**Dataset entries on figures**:

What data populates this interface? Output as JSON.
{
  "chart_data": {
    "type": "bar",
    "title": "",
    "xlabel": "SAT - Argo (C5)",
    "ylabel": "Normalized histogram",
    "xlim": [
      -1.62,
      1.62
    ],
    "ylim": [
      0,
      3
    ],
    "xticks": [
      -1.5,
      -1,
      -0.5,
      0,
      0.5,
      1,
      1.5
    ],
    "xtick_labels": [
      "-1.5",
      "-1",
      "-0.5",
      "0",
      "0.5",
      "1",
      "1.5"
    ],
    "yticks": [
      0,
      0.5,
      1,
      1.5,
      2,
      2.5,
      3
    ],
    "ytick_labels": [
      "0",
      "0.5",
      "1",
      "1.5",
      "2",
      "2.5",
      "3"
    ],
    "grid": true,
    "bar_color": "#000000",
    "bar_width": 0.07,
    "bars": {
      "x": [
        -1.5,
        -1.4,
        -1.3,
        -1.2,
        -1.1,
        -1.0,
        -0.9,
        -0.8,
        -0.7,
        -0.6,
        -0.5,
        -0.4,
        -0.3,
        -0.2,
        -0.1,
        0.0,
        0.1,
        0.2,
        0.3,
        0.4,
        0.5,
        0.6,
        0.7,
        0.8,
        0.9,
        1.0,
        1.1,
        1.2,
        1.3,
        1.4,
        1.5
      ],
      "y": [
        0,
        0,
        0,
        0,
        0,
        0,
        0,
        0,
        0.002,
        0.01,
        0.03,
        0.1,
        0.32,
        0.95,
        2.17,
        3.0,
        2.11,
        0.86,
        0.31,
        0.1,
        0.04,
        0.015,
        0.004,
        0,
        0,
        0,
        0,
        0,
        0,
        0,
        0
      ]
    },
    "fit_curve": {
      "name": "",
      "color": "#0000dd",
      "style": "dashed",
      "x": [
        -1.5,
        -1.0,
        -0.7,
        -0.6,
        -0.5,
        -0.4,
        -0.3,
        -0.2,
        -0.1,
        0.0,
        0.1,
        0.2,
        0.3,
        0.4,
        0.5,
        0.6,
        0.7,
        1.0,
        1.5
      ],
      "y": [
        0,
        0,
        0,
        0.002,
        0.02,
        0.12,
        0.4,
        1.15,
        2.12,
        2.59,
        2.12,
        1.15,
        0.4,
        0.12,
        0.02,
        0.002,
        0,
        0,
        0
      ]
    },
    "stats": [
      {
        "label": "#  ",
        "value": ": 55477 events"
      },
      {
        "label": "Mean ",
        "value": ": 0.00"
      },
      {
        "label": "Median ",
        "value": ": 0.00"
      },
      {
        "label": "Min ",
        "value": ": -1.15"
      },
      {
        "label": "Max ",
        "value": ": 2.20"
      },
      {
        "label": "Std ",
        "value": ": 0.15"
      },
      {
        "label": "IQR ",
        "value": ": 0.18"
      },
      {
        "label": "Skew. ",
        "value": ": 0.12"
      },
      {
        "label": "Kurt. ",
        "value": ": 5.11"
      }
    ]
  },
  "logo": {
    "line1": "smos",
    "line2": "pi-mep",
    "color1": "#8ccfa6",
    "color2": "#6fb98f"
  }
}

**Written problem**:
Output the full listing without altering anything.

**Exercise output**:
What data populates this interface? Output as JSON.
{
  "chart_data": {
    "type": "bar",
    "title": "",
    "xlabel": "SAT - Argo (C5)",
    "ylabel": "Normalized histogram",
    "xlim": [
      -1.62,
      1.62
    ],
    "ylim": [
      0,
      3
    ],
    "xticks": [
      -1.5,
      -1,
      -0.5,
      0,
      0.5,
      1,
      1.5
    ],
    "xtick_labels": [
      "-1.5",
      "-1",
      "-0.5",
      "0",
      "0.5",
      "1",
      "1.5"
    ],
    "yticks": [
      0,
      0.5,
      1,
      1.5,
      2,
      2.5,
      3
    ],
    "ytick_labels": [
      "0",
      "0.5",
      "1",
      "1.5",
      "2",
      "2.5",
      "3"
    ],
    "grid": true,
    "bar_color": "#000000",
    "bar_width": 0.07,
    "bars": {
      "x": [
        -1.5,
        -1.4,
        -1.3,
        -1.2,
        -1.1,
        -1.0,
        -0.9,
        -0.8,
        -0.7,
        -0.6,
        -0.5,
        -0.4,
        -0.3,
        -0.2,
        -0.1,
        0.0,
        0.1,
        0.2,
        0.3,
        0.4,
        0.5,
        0.6,
        0.7,
        0.8,
        0.9,
        1.0,
        1.1,
        1.2,
        1.3,
        1.4,
        1.5
      ],
      "y": [
        0,
        0,
        0,
        0,
        0,
        0,
        0,
        0,
        0.002,
        0.01,
        0.03,
        0.1,
        0.32,
        0.95,
        2.17,
        3.0,
        2.11,
        0.86,
        0.31,
        0.1,
        0.04,
        0.015,
        0.004,
        0,
        0,
        0,
        0,
        0,
        0,
        0,
        0
      ]
    },
    "fit_curve": {
      "name": "",
      "color": "#0000dd",
      "style": "dashed",
      "x": [
        -1.5,
        -1.0,
        -0.7,
        -0.6,
        -0.5,
        -0.4,
        -0.3,
        -0.2,
        -0.1,
        0.0,
        0.1,
        0.2,
        0.3,
        0.4,
        0.5,
        0.6,
        0.7,
        1.0,
        1.5
      ],
      "y": [
        0,
        0,
        0,
        0.002,
        0.02,
        0.12,
        0.4,
        1.15,
        2.12,
        2.59,
        2.12,
        1.15,
        0.4,
        0.12,
        0.02,
        0.002,
        0,
        0,
        0
      ]
    },
    "stats": [
      {
        "label": "#  ",
        "value": ": 55477 events"
      },
      {
        "label": "Mean ",
        "value": ": 0.00"
      },
      {
        "label": "Median ",
        "value": ": 0.00"
      },
      {
        "label": "Min ",
        "value": ": -1.15"
      },
      {
        "label": "Max ",
        "value": ": 2.20"
      },
      {
        "label": "Std ",
        "value": ": 0.15"
      },
      {
        "label": "IQR ",
        "value": ": 0.18"
      },
      {
        "label": "Skew. ",
        "value": ": 0.12"
      },
      {
        "label": "Kurt. ",
        "value": ": 5.11"
      }
    ]
  },
  "logo": {
    "line1": "smos",
    "line2": "pi-mep",
    "color1": "#8ccfa6",
    "color2": "#6fb98f"
  }
}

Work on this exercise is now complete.